- [Instructions to follow]: Repeat the entire listing exactly.

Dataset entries
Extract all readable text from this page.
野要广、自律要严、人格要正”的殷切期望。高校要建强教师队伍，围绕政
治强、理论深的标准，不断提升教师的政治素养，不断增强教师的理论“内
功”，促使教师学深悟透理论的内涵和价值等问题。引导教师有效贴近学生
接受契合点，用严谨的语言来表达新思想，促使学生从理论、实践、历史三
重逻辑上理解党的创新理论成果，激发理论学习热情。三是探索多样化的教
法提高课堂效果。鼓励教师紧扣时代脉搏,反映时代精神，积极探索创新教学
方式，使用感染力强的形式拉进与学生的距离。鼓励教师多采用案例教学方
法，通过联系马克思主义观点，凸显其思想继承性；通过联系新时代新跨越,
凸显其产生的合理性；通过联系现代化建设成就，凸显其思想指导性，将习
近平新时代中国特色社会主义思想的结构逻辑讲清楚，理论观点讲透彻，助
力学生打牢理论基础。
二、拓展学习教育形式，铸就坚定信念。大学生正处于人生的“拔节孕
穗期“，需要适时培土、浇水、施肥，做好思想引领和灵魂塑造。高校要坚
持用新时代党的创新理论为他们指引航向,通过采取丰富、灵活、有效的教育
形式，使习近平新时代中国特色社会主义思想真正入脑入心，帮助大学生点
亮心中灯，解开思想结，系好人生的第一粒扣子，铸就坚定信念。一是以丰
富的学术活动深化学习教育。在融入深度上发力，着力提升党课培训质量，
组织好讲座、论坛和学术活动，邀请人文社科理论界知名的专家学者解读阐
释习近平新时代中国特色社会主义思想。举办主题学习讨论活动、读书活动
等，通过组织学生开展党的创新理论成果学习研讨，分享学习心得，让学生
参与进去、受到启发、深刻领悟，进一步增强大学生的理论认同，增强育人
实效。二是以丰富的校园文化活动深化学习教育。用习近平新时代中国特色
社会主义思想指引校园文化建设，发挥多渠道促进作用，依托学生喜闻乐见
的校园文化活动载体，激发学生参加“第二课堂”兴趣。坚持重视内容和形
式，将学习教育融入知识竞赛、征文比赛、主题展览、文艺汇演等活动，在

- [Output]:
Extract all readable text from this page.
野要广、自律要严、人格要正”的殷切期望。高校要建强教师队伍，围绕政
治强、理论深的标准，不断提升教师的政治素养，不断增强教师的理论“内
功”，促使教师学深悟透理论的内涵和价值等问题。引导教师有效贴近学生
接受契合点，用严谨的语言来表达新思想，促使学生从理论、实践、历史三
重逻辑上理解党的创新理论成果，激发理论学习热情。三是探索多样化的教
法提高课堂效果。鼓励教师紧扣时代脉搏,反映时代精神，积极探索创新教学
方式，使用感染力强的形式拉进与学生的距离。鼓励教师多采用案例教学方
法，通过联系马克思主义观点，凸显其思想继承性；通过联系新时代新跨越,
凸显其产生的合理性；通过联系现代化建设成就，凸显其思想指导性，将习
近平新时代中国特色社会主义思想的结构逻辑讲清楚，理论观点讲透彻，助
力学生打牢理论基础。
二、拓展学习教育形式，铸就坚定信念。大学生正处于人生的“拔节孕
穗期“，需要适时培土、浇水、施肥，做好思想引领和灵魂塑造。高校要坚
持用新时代党的创新理论为他们指引航向,通过采取丰富、灵活、有效的教育
形式，使习近平新时代中国特色社会主义思想真正入脑入心，帮助大学生点
亮心中灯，解开思想结，系好人生的第一粒扣子，铸就坚定信念。一是以丰
富的学术活动深化学习教育。在融入深度上发力，着力提升党课培训质量，
组织好讲座、论坛和学术活动，邀请人文社科理论界知名的专家学者解读阐
释习近平新时代中国特色社会主义思想。举办主题学习讨论活动、读书活动
等，通过组织学生开展党的创新理论成果学习研讨，分享学习心得，让学生
参与进去、受到启发、深刻领悟，进一步增强大学生的理论认同，增强育人
实效。二是以丰富的校园文化活动深化学习教育。用习近平新时代中国特色
社会主义思想指引校园文化建设，发挥多渠道促进作用，依托学生喜闻乐见
的校园文化活动载体，激发学生参加“第二课堂”兴趣。坚持重视内容和形
式，将学习教育融入知识竞赛、征文比赛、主题展览、文艺汇演等活动，在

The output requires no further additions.